_Objective_.
Go through the listing and set it down exactly, leaving out its pictures.

_Provided material_.
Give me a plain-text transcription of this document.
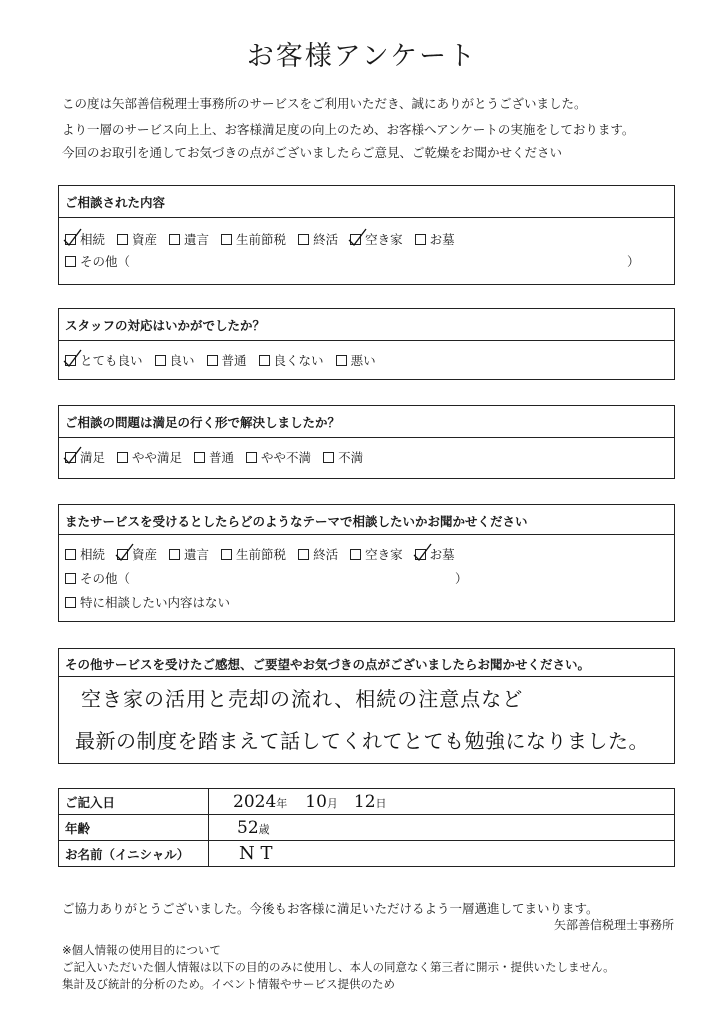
お客様アンケート
この度は矢部善信税理士事務所のサービスをご利用いただき、誠にありがとうございました。
より一層のサービス向上上、お客様満足度の向上のため、お客様へアンケートの実施をしております。
今回のお取引を通してお気づきの点がございましたらご意見、ご乾燥をお聞かせください
ご相談された内容
相続 資産 遺言 生前節税 終活 空き家 お墓
その他（	）
スタッフの対応はいかがでしたか？
とても良い 良い 普通 良くない 悪い
ご相談の問題は満足の行く形で解決しましたか？
満足 やや満足 普通 やや不満 不満
またサービスを受けるとしたらどのようなテーマで相談したいかお聞かせください
相続 資産 遺言 生前節税 終活 空き家 お墓
その他（	）
特に相談したい内容はない
その他サービスを受けたご感想、ご要望やお気づきの点がございましたらお聞かせください。
空き家の活用と売却の流れ、相続の注意点など
最新の制度を踏まえて話してくれてとても勉強になりました。
ご記入日	2024年 10月 12日
年齢	52歳
お名前（イニシャル）	N T
ご協力ありがとうございました。今後もお客様に満足いただけるよう一層邁進してまいります。
矢部善信税理士事務所
※個人情報の使用目的について
ご記入いただいた個人情報は以下の目的のみに使用し、本人の同意なく第三者に開示・提供いたしません。
集計及び統計的分析のため。イベント情報やサービス提供のため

_Correct answer_.
Give me a plain-text transcription of this document.
お客様アンケート
この度は矢部善信税理士事務所のサービスをご利用いただき、誠にありがとうございました。
より一層のサービス向上上、お客様満足度の向上のため、お客様へアンケートの実施をしております。
今回のお取引を通してお気づきの点がございましたらご意見、ご乾燥をお聞かせください
ご相談された内容
相続 資産 遺言 生前節税 終活 空き家 お墓
その他（	）
スタッフの対応はいかがでしたか？
とても良い 良い 普通 良くない 悪い
ご相談の問題は満足の行く形で解決しましたか？
満足 やや満足 普通 やや不満 不満
またサービスを受けるとしたらどのようなテーマで相談したいかお聞かせください
相続 資産 遺言 生前節税 終活 空き家 お墓
その他（	）
特に相談したい内容はない
その他サービスを受けたご感想、ご要望やお気づきの点がございましたらお聞かせください。
空き家の活用と売却の流れ、相続の注意点など
最新の制度を踏まえて話してくれてとても勉強になりました。
ご記入日	2024年 10月 12日
年齢	52歳
お名前（イニシャル）	N T
ご協力ありがとうございました。今後もお客様に満足いただけるよう一層邁進してまいります。
矢部善信税理士事務所
※個人情報の使用目的について
ご記入いただいた個人情報は以下の目的のみに使用し、本人の同意なく第三者に開示・提供いたしません。
集計及び統計的分析のため。イベント情報やサービス提供のため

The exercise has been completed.